*What is being asked*:
Repeat all of the data precisely.

(Stored items)
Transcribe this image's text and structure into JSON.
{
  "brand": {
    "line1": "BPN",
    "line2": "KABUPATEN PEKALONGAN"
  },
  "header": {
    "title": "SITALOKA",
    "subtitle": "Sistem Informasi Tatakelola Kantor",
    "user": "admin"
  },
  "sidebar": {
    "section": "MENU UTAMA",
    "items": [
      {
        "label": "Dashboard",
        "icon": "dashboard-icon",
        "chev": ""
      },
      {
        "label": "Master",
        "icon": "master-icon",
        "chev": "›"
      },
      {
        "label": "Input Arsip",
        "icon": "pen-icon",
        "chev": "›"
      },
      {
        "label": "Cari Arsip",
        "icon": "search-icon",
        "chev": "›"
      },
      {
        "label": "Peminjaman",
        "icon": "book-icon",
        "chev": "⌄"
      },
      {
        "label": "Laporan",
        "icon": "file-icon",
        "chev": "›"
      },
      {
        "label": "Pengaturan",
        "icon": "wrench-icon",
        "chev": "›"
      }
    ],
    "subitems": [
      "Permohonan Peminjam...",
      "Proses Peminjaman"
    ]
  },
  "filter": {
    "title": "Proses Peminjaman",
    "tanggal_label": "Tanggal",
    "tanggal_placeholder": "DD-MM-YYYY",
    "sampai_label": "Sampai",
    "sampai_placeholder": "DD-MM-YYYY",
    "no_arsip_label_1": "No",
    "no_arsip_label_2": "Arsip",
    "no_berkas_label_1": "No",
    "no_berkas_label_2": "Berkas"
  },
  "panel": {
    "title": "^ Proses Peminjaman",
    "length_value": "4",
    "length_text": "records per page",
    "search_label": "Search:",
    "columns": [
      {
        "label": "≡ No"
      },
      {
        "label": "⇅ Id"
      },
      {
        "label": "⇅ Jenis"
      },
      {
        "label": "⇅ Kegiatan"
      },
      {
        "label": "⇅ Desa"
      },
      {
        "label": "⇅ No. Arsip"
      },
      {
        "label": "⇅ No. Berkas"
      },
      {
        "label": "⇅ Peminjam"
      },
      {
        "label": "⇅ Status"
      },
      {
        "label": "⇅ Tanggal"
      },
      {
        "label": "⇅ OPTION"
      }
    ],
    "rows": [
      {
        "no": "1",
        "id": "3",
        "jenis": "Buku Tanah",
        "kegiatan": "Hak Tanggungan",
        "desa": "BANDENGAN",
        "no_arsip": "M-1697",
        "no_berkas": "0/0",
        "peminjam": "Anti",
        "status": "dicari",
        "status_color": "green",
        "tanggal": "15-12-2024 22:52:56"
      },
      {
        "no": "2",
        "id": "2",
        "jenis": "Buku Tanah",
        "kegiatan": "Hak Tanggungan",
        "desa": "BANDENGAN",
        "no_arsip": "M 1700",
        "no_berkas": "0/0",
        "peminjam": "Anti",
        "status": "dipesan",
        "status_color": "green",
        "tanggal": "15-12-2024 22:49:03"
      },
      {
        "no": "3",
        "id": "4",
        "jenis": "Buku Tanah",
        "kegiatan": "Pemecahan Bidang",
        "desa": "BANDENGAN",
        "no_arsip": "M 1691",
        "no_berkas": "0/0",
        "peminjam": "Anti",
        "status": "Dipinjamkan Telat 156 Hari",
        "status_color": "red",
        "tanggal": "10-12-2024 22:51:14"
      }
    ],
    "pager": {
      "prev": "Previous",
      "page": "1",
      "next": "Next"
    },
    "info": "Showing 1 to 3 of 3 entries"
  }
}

*Solution for this problem*:
Transcribe this image's text and structure into JSON.
{
  "brand": {
    "line1": "BPN",
    "line2": "KABUPATEN PEKALONGAN"
  },
  "header": {
    "title": "SITALOKA",
    "subtitle": "Sistem Informasi Tatakelola Kantor",
    "user": "admin"
  },
  "sidebar": {
    "section": "MENU UTAMA",
    "items": [
      {
        "label": "Dashboard",
        "icon": "dashboard-icon",
        "chev": ""
      },
      {
        "label": "Master",
        "icon": "master-icon",
        "chev": "›"
      },
      {
        "label": "Input Arsip",
        "icon": "pen-icon",
        "chev": "›"
      },
      {
        "label": "Cari Arsip",
        "icon": "search-icon",
        "chev": "›"
      },
      {
        "label": "Peminjaman",
        "icon": "book-icon",
        "chev": "⌄"
      },
      {
        "label": "Laporan",
        "icon": "file-icon",
        "chev": "›"
      },
      {
        "label": "Pengaturan",
        "icon": "wrench-icon",
        "chev": "›"
      }
    ],
    "subitems": [
      "Permohonan Peminjam...",
      "Proses Peminjaman"
    ]
  },
  "filter": {
    "title": "Proses Peminjaman",
    "tanggal_label": "Tanggal",
    "tanggal_placeholder": "DD-MM-YYYY",
    "sampai_label": "Sampai",
    "sampai_placeholder": "DD-MM-YYYY",
    "no_arsip_label_1": "No",
    "no_arsip_label_2": "Arsip",
    "no_berkas_label_1": "No",
    "no_berkas_label_2": "Berkas"
  },
  "panel": {
    "title": "^ Proses Peminjaman",
    "length_value": "4",
    "length_text": "records per page",
    "search_label": "Search:",
    "columns": [
      {
        "label": "≡ No"
      },
      {
        "label": "⇅ Id"
      },
      {
        "label": "⇅ Jenis"
      },
      {
        "label": "⇅ Kegiatan"
      },
      {
        "label": "⇅ Desa"
      },
      {
        "label": "⇅ No. Arsip"
      },
      {
        "label": "⇅ No. Berkas"
      },
      {
        "label": "⇅ Peminjam"
      },
      {
        "label": "⇅ Status"
      },
      {
        "label": "⇅ Tanggal"
      },
      {
        "label": "⇅ OPTION"
      }
    ],
    "rows": [
      {
        "no": "1",
        "id": "3",
        "jenis": "Buku Tanah",
        "kegiatan": "Hak Tanggungan",
        "desa": "BANDENGAN",
        "no_arsip": "M-1697",
        "no_berkas": "0/0",
        "peminjam": "Anti",
        "status": "dicari",
        "status_color": "green",
        "tanggal": "15-12-2024 22:52:56"
      },
      {
        "no": "2",
        "id": "2",
        "jenis": "Buku Tanah",
        "kegiatan": "Hak Tanggungan",
        "desa": "BANDENGAN",
        "no_arsip": "M 1700",
        "no_berkas": "0/0",
        "peminjam": "Anti",
        "status": "dipesan",
        "status_color": "green",
        "tanggal": "15-12-2024 22:49:03"
      },
      {
        "no": "3",
        "id": "4",
        "jenis": "Buku Tanah",
        "kegiatan": "Pemecahan Bidang",
        "desa": "BANDENGAN",
        "no_arsip": "M 1691",
        "no_berkas": "0/0",
        "peminjam": "Anti",
        "status": "Dipinjamkan Telat 156 Hari",
        "status_color": "red",
        "tanggal": "10-12-2024 22:51:14"
      }
    ],
    "pager": {
      "prev": "Previous",
      "page": "1",
      "next": "Next"
    },
    "info": "Showing 1 to 3 of 3 entries"
  }
}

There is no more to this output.